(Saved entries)

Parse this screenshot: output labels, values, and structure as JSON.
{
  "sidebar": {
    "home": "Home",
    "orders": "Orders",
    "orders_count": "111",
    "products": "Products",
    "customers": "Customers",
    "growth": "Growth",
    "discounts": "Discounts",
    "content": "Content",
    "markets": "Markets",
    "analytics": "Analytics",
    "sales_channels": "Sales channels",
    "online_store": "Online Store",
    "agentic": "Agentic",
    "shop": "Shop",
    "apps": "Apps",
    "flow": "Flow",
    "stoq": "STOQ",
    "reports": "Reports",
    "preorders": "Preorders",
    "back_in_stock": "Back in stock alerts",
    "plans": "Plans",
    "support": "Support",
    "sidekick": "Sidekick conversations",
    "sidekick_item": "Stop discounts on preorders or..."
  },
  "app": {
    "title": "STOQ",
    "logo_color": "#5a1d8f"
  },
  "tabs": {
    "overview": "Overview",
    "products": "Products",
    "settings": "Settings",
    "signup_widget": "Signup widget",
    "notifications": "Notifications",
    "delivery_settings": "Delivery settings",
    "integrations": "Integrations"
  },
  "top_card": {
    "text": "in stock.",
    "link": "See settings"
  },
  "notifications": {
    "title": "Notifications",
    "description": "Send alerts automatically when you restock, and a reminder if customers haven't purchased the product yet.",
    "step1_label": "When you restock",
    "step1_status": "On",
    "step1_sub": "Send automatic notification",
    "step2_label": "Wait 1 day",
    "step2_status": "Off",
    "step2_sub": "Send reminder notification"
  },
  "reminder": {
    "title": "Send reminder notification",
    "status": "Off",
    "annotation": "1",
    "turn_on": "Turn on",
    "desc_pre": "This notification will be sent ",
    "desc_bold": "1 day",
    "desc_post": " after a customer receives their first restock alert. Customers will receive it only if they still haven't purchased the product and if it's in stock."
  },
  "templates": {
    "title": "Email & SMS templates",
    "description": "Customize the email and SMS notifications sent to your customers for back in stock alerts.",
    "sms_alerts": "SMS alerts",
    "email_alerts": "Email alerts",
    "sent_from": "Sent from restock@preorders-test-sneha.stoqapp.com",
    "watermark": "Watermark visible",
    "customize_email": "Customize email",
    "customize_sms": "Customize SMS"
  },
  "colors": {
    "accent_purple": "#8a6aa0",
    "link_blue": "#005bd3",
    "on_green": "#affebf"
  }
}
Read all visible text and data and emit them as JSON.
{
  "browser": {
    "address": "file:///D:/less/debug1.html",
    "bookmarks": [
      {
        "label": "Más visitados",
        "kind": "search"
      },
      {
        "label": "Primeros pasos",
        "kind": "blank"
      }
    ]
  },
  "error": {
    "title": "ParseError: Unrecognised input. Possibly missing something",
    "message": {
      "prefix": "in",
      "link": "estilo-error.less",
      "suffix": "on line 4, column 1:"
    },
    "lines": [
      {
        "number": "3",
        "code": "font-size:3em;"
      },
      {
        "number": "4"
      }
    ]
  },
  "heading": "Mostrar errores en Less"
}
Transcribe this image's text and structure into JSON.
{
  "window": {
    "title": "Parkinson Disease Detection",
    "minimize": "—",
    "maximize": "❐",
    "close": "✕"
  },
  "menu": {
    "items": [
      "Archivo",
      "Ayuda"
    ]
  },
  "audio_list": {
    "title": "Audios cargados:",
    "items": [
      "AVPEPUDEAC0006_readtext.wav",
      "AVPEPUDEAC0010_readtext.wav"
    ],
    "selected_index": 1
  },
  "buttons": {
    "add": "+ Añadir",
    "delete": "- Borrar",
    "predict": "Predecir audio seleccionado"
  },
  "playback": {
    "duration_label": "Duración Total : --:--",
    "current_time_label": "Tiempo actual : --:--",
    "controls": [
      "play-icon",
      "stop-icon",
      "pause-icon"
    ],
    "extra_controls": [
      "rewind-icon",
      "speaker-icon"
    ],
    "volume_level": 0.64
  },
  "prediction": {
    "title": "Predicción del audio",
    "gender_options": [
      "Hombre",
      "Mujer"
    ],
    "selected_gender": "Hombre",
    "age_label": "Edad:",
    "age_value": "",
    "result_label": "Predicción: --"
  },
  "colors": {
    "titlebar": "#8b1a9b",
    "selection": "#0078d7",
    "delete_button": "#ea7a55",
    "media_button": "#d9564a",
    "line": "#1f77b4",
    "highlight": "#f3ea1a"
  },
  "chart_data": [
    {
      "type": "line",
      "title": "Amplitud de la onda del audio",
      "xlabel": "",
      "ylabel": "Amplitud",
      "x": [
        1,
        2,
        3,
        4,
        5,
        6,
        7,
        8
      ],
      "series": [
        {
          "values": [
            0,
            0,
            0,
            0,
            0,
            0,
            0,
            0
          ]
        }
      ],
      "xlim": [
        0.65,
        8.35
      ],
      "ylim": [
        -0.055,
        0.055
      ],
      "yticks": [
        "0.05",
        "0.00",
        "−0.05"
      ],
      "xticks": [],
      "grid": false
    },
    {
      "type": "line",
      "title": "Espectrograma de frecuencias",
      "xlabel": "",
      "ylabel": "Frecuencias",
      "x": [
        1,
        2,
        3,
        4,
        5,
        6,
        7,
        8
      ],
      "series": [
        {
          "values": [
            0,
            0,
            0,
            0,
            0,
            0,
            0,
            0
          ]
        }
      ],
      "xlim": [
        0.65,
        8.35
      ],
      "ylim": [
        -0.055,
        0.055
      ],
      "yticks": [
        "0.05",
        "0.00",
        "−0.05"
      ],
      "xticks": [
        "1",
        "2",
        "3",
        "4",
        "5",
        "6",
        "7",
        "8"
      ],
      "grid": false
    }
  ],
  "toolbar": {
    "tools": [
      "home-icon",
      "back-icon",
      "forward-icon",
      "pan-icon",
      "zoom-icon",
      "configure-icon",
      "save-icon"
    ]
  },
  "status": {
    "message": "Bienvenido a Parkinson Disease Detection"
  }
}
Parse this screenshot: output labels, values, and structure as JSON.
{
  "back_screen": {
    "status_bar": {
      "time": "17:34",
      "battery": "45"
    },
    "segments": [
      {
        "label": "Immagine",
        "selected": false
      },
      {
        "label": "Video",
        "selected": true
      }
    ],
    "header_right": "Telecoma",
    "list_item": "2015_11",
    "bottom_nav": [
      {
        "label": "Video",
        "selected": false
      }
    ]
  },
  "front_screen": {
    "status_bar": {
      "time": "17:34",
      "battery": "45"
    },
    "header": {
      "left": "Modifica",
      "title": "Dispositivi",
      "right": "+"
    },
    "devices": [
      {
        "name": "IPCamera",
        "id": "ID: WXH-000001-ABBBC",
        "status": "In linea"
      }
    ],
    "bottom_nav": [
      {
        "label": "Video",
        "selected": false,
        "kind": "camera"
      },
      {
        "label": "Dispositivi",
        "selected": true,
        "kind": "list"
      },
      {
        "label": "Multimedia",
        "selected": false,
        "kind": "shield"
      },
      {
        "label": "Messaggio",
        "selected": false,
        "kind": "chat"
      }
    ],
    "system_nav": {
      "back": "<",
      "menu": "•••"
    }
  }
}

• Given task
Nothing should be left out: return all of the records exactly.

• Exercise solution
Parse this screenshot: output labels, values, and structure as JSON.
{
  "sidebar": {
    "home": "Home",
    "orders": "Orders",
    "orders_count": "111",
    "products": "Products",
    "customers": "Customers",
    "growth": "Growth",
    "discounts": "Discounts",
    "content": "Content",
    "markets": "Markets",
    "analytics": "Analytics",
    "sales_channels": "Sales channels",
    "online_store": "Online Store",
    "agentic": "Agentic",
    "shop": "Shop",
    "apps": "Apps",
    "flow": "Flow",
    "stoq": "STOQ",
    "reports": "Reports",
    "preorders": "Preorders",
    "back_in_stock": "Back in stock alerts",
    "plans": "Plans",
    "support": "Support",
    "sidekick": "Sidekick conversations",
    "sidekick_item": "Stop discounts on preorders or..."
  },
  "app": {
    "title": "STOQ",
    "logo_color": "#5a1d8f"
  },
  "tabs": {
    "overview": "Overview",
    "products": "Products",
    "settings": "Settings",
    "signup_widget": "Signup widget",
    "notifications": "Notifications",
    "delivery_settings": "Delivery settings",
    "integrations": "Integrations"
  },
  "top_card": {
    "text": "in stock.",
    "link": "See settings"
  },
  "notifications": {
    "title": "Notifications",
    "description": "Send alerts automatically when you restock, and a reminder if customers haven't purchased the product yet.",
    "step1_label": "When you restock",
    "step1_status": "On",
    "step1_sub": "Send automatic notification",
    "step2_label": "Wait 1 day",
    "step2_status": "Off",
    "step2_sub": "Send reminder notification"
  },
  "reminder": {
    "title": "Send reminder notification",
    "status": "Off",
    "annotation": "1",
    "turn_on": "Turn on",
    "desc_pre": "This notification will be sent ",
    "desc_bold": "1 day",
    "desc_post": " after a customer receives their first restock alert. Customers will receive it only if they still haven't purchased the product and if it's in stock."
  },
  "templates": {
    "title": "Email & SMS templates",
    "description": "Customize the email and SMS notifications sent to your customers for back in stock alerts.",
    "sms_alerts": "SMS alerts",
    "email_alerts": "Email alerts",
    "sent_from": "Sent from restock@preorders-test-sneha.stoqapp.com",
    "watermark": "Watermark visible",
    "customize_email": "Customize email",
    "customize_sms": "Customize SMS"
  },
  "colors": {
    "accent_purple": "#8a6aa0",
    "link_blue": "#005bd3",
    "on_green": "#affebf"
  }
}
Read all visible text and data and emit them as JSON.
{
  "browser": {
    "address": "file:///D:/less/debug1.html",
    "bookmarks": [
      {
        "label": "Más visitados",
        "kind": "search"
      },
      {
        "label": "Primeros pasos",
        "kind": "blank"
      }
    ]
  },
  "error": {
    "title": "ParseError: Unrecognised input. Possibly missing something",
    "message": {
      "prefix": "in",
      "link": "estilo-error.less",
      "suffix": "on line 4, column 1:"
    },
    "lines": [
      {
        "number": "3",
        "code": "font-size:3em;"
      },
      {
        "number": "4"
      }
    ]
  },
  "heading": "Mostrar errores en Less"
}
Transcribe this image's text and structure into JSON.
{
  "window": {
    "title": "Parkinson Disease Detection",
    "minimize": "—",
    "maximize": "❐",
    "close": "✕"
  },
  "menu": {
    "items": [
      "Archivo",
      "Ayuda"
    ]
  },
  "audio_list": {
    "title": "Audios cargados:",
    "items": [
      "AVPEPUDEAC0006_readtext.wav",
      "AVPEPUDEAC0010_readtext.wav"
    ],
    "selected_index": 1
  },
  "buttons": {
    "add": "+ Añadir",
    "delete": "- Borrar",
    "predict": "Predecir audio seleccionado"
  },
  "playback": {
    "duration_label": "Duración Total : --:--",
    "current_time_label": "Tiempo actual : --:--",
    "controls": [
      "play-icon",
      "stop-icon",
      "pause-icon"
    ],
    "extra_controls": [
      "rewind-icon",
      "speaker-icon"
    ],
    "volume_level": 0.64
  },
  "prediction": {
    "title": "Predicción del audio",
    "gender_options": [
      "Hombre",
      "Mujer"
    ],
    "selected_gender": "Hombre",
    "age_label": "Edad:",
    "age_value": "",
    "result_label": "Predicción: --"
  },
  "colors": {
    "titlebar": "#8b1a9b",
    "selection": "#0078d7",
    "delete_button": "#ea7a55",
    "media_button": "#d9564a",
    "line": "#1f77b4",
    "highlight": "#f3ea1a"
  },
  "chart_data": [
    {
      "type": "line",
      "title": "Amplitud de la onda del audio",
      "xlabel": "",
      "ylabel": "Amplitud",
      "x": [
        1,
        2,
        3,
        4,
        5,
        6,
        7,
        8
      ],
      "series": [
        {
          "values": [
            0,
            0,
            0,
            0,
            0,
            0,
            0,
            0
          ]
        }
      ],
      "xlim": [
        0.65,
        8.35
      ],
      "ylim": [
        -0.055,
        0.055
      ],
      "yticks": [
        "0.05",
        "0.00",
        "−0.05"
      ],
      "xticks": [],
      "grid": false
    },
    {
      "type": "line",
      "title": "Espectrograma de frecuencias",
      "xlabel": "",
      "ylabel": "Frecuencias",
      "x": [
        1,
        2,
        3,
        4,
        5,
        6,
        7,
        8
      ],
      "series": [
        {
          "values": [
            0,
            0,
            0,
            0,
            0,
            0,
            0,
            0
          ]
        }
      ],
      "xlim": [
        0.65,
        8.35
      ],
      "ylim": [
        -0.055,
        0.055
      ],
      "yticks": [
        "0.05",
        "0.00",
        "−0.05"
      ],
      "xticks": [
        "1",
        "2",
        "3",
        "4",
        "5",
        "6",
        "7",
        "8"
      ],
      "grid": false
    }
  ],
  "toolbar": {
    "tools": [
      "home-icon",
      "back-icon",
      "forward-icon",
      "pan-icon",
      "zoom-icon",
      "configure-icon",
      "save-icon"
    ]
  },
  "status": {
    "message": "Bienvenido a Parkinson Disease Detection"
  }
}
Parse this screenshot: output labels, values, and structure as JSON.
{
  "back_screen": {
    "status_bar": {
      "time": "17:34",
      "battery": "45"
    },
    "segments": [
      {
        "label": "Immagine",
        "selected": false
      },
      {
        "label": "Video",
        "selected": true
      }
    ],
    "header_right": "Telecoma",
    "list_item": "2015_11",
    "bottom_nav": [
      {
        "label": "Video",
        "selected": false
      }
    ]
  },
  "front_screen": {
    "status_bar": {
      "time": "17:34",
      "battery": "45"
    },
    "header": {
      "left": "Modifica",
      "title": "Dispositivi",
      "right": "+"
    },
    "devices": [
      {
        "name": "IPCamera",
        "id": "ID: WXH-000001-ABBBC",
        "status": "In linea"
      }
    ],
    "bottom_nav": [
      {
        "label": "Video",
        "selected": false,
        "kind": "camera"
      },
      {
        "label": "Dispositivi",
        "selected": true,
        "kind": "list"
      },
      {
        "label": "Multimedia",
        "selected": false,
        "kind": "shield"
      },
      {
        "label": "Messaggio",
        "selected": false,
        "kind": "chat"
      }
    ],
    "system_nav": {
      "back": "<",
      "menu": "•••"
    }
  }
}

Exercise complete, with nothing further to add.